- _THE RECORDS_
* BEGIN *
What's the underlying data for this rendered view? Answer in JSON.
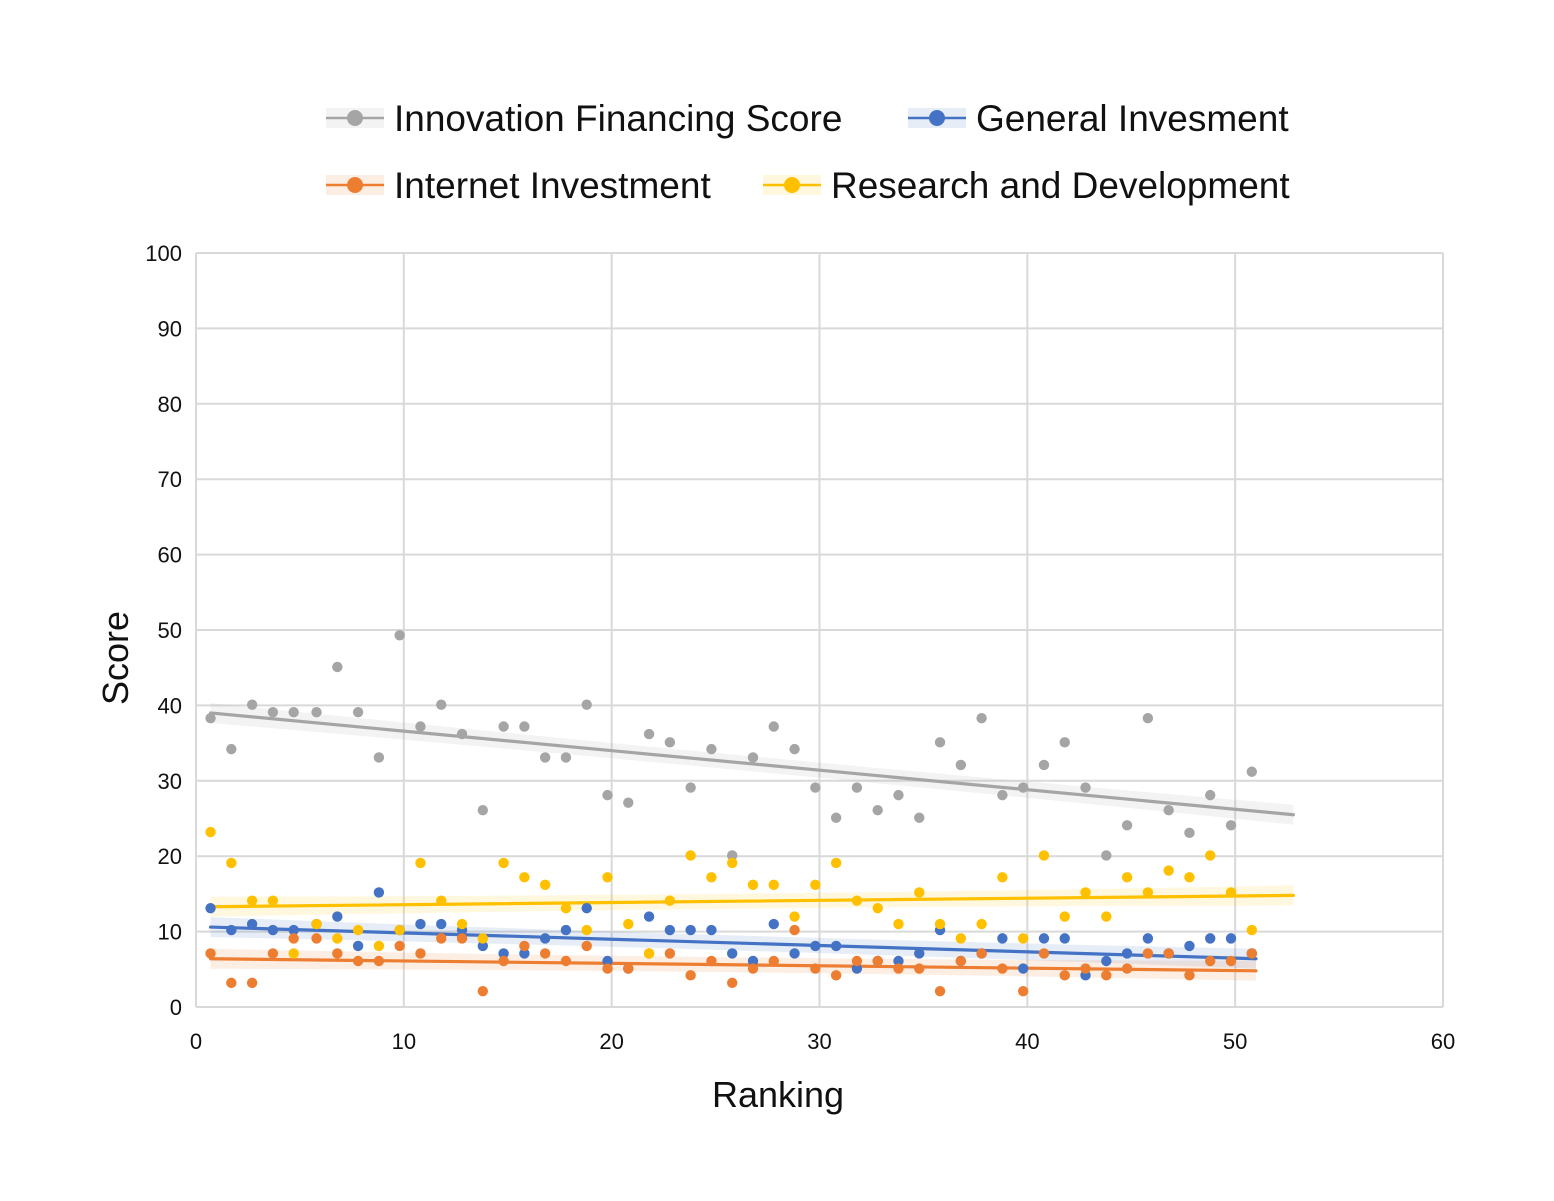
{
  "chart_data": {
    "type": "scatter",
    "xlabel": "Ranking",
    "ylabel": "Score",
    "xlim": [
      0,
      60
    ],
    "ylim": [
      0,
      100
    ],
    "xticks": [
      0,
      10,
      20,
      30,
      40,
      50,
      60
    ],
    "yticks": [
      0,
      10,
      20,
      30,
      40,
      50,
      60,
      70,
      80,
      90,
      100
    ],
    "grid": true,
    "legend_position": "top",
    "series": [
      {
        "name": "Innovation Financing Score",
        "color": "#a5a5a5",
        "trendline": "linear",
        "trend": [
          [
            0.7,
            39
          ],
          [
            52.8,
            25.5
          ]
        ],
        "points": [
          [
            0.7,
            38.3
          ],
          [
            1.7,
            34.2
          ],
          [
            2.7,
            40.1
          ],
          [
            3.7,
            39.1
          ],
          [
            4.7,
            39.1
          ],
          [
            5.8,
            39.1
          ],
          [
            6.8,
            45.1
          ],
          [
            7.8,
            39.1
          ],
          [
            8.8,
            33.1
          ],
          [
            9.8,
            49.3
          ],
          [
            10.8,
            37.2
          ],
          [
            11.8,
            40.1
          ],
          [
            12.8,
            36.2
          ],
          [
            13.8,
            26.1
          ],
          [
            14.8,
            37.2
          ],
          [
            15.8,
            37.2
          ],
          [
            16.8,
            33.1
          ],
          [
            17.8,
            33.1
          ],
          [
            18.8,
            40.1
          ],
          [
            19.8,
            28.1
          ],
          [
            20.8,
            27.1
          ],
          [
            21.8,
            36.2
          ],
          [
            22.8,
            35.1
          ],
          [
            23.8,
            29.1
          ],
          [
            24.8,
            34.2
          ],
          [
            25.8,
            20.1
          ],
          [
            26.8,
            33.1
          ],
          [
            27.8,
            37.2
          ],
          [
            28.8,
            34.2
          ],
          [
            29.8,
            29.1
          ],
          [
            30.8,
            25.1
          ],
          [
            31.8,
            29.1
          ],
          [
            32.8,
            26.1
          ],
          [
            33.8,
            28.1
          ],
          [
            34.8,
            25.1
          ],
          [
            35.8,
            35.1
          ],
          [
            36.8,
            32.1
          ],
          [
            37.8,
            38.3
          ],
          [
            38.8,
            28.1
          ],
          [
            39.8,
            29.1
          ],
          [
            40.8,
            32.1
          ],
          [
            41.8,
            35.1
          ],
          [
            42.8,
            29.1
          ],
          [
            43.8,
            20.1
          ],
          [
            44.8,
            24.1
          ],
          [
            45.8,
            38.3
          ],
          [
            46.8,
            26.1
          ],
          [
            47.8,
            23.1
          ],
          [
            48.8,
            28.1
          ],
          [
            49.8,
            24.1
          ],
          [
            50.8,
            31.2
          ]
        ]
      },
      {
        "name": "General Invesment",
        "color": "#4472c4",
        "trendline": "linear",
        "trend": [
          [
            0.7,
            10.6
          ],
          [
            51,
            6.4
          ]
        ],
        "points": [
          [
            0.7,
            13.1
          ],
          [
            1.7,
            10.2
          ],
          [
            2.7,
            11.0
          ],
          [
            3.7,
            10.2
          ],
          [
            4.7,
            10.2
          ],
          [
            5.8,
            11.0
          ],
          [
            6.8,
            12.0
          ],
          [
            7.8,
            8.1
          ],
          [
            8.8,
            15.2
          ],
          [
            9.8,
            10.2
          ],
          [
            10.8,
            11.0
          ],
          [
            11.8,
            11.0
          ],
          [
            12.8,
            10.2
          ],
          [
            13.8,
            8.1
          ],
          [
            14.8,
            7.1
          ],
          [
            15.8,
            7.1
          ],
          [
            16.8,
            9.1
          ],
          [
            17.8,
            10.2
          ],
          [
            18.8,
            13.1
          ],
          [
            19.8,
            6.1
          ],
          [
            20.8,
            5.1
          ],
          [
            21.8,
            12.0
          ],
          [
            22.8,
            10.2
          ],
          [
            23.8,
            10.2
          ],
          [
            24.8,
            10.2
          ],
          [
            25.8,
            7.1
          ],
          [
            26.8,
            6.1
          ],
          [
            27.8,
            11.0
          ],
          [
            28.8,
            7.1
          ],
          [
            29.8,
            8.1
          ],
          [
            30.8,
            8.1
          ],
          [
            31.8,
            5.1
          ],
          [
            32.8,
            6.1
          ],
          [
            33.8,
            6.1
          ],
          [
            34.8,
            7.1
          ],
          [
            35.8,
            10.2
          ],
          [
            36.8,
            6.1
          ],
          [
            37.8,
            7.1
          ],
          [
            38.8,
            9.1
          ],
          [
            39.8,
            5.1
          ],
          [
            40.8,
            9.1
          ],
          [
            41.8,
            9.1
          ],
          [
            42.8,
            4.2
          ],
          [
            43.8,
            6.1
          ],
          [
            44.8,
            7.1
          ],
          [
            45.8,
            9.1
          ],
          [
            46.8,
            7.1
          ],
          [
            47.8,
            8.1
          ],
          [
            48.8,
            9.1
          ],
          [
            49.8,
            9.1
          ],
          [
            50.8,
            7.1
          ]
        ]
      },
      {
        "name": "Internet Investment",
        "color": "#ed7d31",
        "trendline": "linear",
        "trend": [
          [
            0.7,
            6.4
          ],
          [
            51,
            4.8
          ]
        ],
        "points": [
          [
            0.7,
            7.1
          ],
          [
            1.7,
            3.2
          ],
          [
            2.7,
            3.2
          ],
          [
            3.7,
            7.1
          ],
          [
            4.7,
            9.1
          ],
          [
            5.8,
            9.1
          ],
          [
            6.8,
            7.1
          ],
          [
            7.8,
            6.1
          ],
          [
            8.8,
            6.1
          ],
          [
            9.8,
            8.1
          ],
          [
            10.8,
            7.1
          ],
          [
            11.8,
            9.1
          ],
          [
            12.8,
            9.1
          ],
          [
            13.8,
            2.1
          ],
          [
            14.8,
            6.1
          ],
          [
            15.8,
            8.1
          ],
          [
            16.8,
            7.1
          ],
          [
            17.8,
            6.1
          ],
          [
            18.8,
            8.1
          ],
          [
            19.8,
            5.1
          ],
          [
            20.8,
            5.1
          ],
          [
            21.8,
            7.1
          ],
          [
            22.8,
            7.1
          ],
          [
            23.8,
            4.2
          ],
          [
            24.8,
            6.1
          ],
          [
            25.8,
            3.2
          ],
          [
            26.8,
            5.1
          ],
          [
            27.8,
            6.1
          ],
          [
            28.8,
            10.2
          ],
          [
            29.8,
            5.1
          ],
          [
            30.8,
            4.2
          ],
          [
            31.8,
            6.1
          ],
          [
            32.8,
            6.1
          ],
          [
            33.8,
            5.1
          ],
          [
            34.8,
            5.1
          ],
          [
            35.8,
            2.1
          ],
          [
            36.8,
            6.1
          ],
          [
            37.8,
            7.1
          ],
          [
            38.8,
            5.1
          ],
          [
            39.8,
            2.1
          ],
          [
            40.8,
            7.1
          ],
          [
            41.8,
            4.2
          ],
          [
            42.8,
            5.1
          ],
          [
            43.8,
            4.2
          ],
          [
            44.8,
            5.1
          ],
          [
            45.8,
            7.1
          ],
          [
            46.8,
            7.1
          ],
          [
            47.8,
            4.2
          ],
          [
            48.8,
            6.1
          ],
          [
            49.8,
            6.1
          ],
          [
            50.8,
            7.1
          ]
        ]
      },
      {
        "name": "Research and Development",
        "color": "#ffc000",
        "trendline": "linear",
        "trend": [
          [
            0.7,
            13.3
          ],
          [
            52.8,
            14.8
          ]
        ],
        "points": [
          [
            0.7,
            23.2
          ],
          [
            1.7,
            19.1
          ],
          [
            2.7,
            14.1
          ],
          [
            3.7,
            14.1
          ],
          [
            4.7,
            7.1
          ],
          [
            5.8,
            11.0
          ],
          [
            6.8,
            9.1
          ],
          [
            7.8,
            10.2
          ],
          [
            8.8,
            8.1
          ],
          [
            9.8,
            10.2
          ],
          [
            10.8,
            19.1
          ],
          [
            11.8,
            14.1
          ],
          [
            12.8,
            11.0
          ],
          [
            13.8,
            9.1
          ],
          [
            14.8,
            19.1
          ],
          [
            15.8,
            17.2
          ],
          [
            16.8,
            16.2
          ],
          [
            17.8,
            13.1
          ],
          [
            18.8,
            10.2
          ],
          [
            19.8,
            17.2
          ],
          [
            20.8,
            11.0
          ],
          [
            21.8,
            7.1
          ],
          [
            22.8,
            14.1
          ],
          [
            23.8,
            20.1
          ],
          [
            24.8,
            17.2
          ],
          [
            25.8,
            19.1
          ],
          [
            26.8,
            16.2
          ],
          [
            27.8,
            16.2
          ],
          [
            28.8,
            12.0
          ],
          [
            29.8,
            16.2
          ],
          [
            30.8,
            19.1
          ],
          [
            31.8,
            14.1
          ],
          [
            32.8,
            13.1
          ],
          [
            33.8,
            11.0
          ],
          [
            34.8,
            15.2
          ],
          [
            35.8,
            11.0
          ],
          [
            36.8,
            9.1
          ],
          [
            37.8,
            11.0
          ],
          [
            38.8,
            17.2
          ],
          [
            39.8,
            9.1
          ],
          [
            40.8,
            20.1
          ],
          [
            41.8,
            12.0
          ],
          [
            42.8,
            15.2
          ],
          [
            43.8,
            12.0
          ],
          [
            44.8,
            17.2
          ],
          [
            45.8,
            15.2
          ],
          [
            46.8,
            18.1
          ],
          [
            47.8,
            17.2
          ],
          [
            48.8,
            20.1
          ],
          [
            49.8,
            15.2
          ],
          [
            50.8,
            10.2
          ]
        ]
      }
    ]
  }
}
* END *
- _CHALLENGE_
In how many lines does the word "name" appear? Respond with the number alone.

- _EXERCISE OUTPUT_
4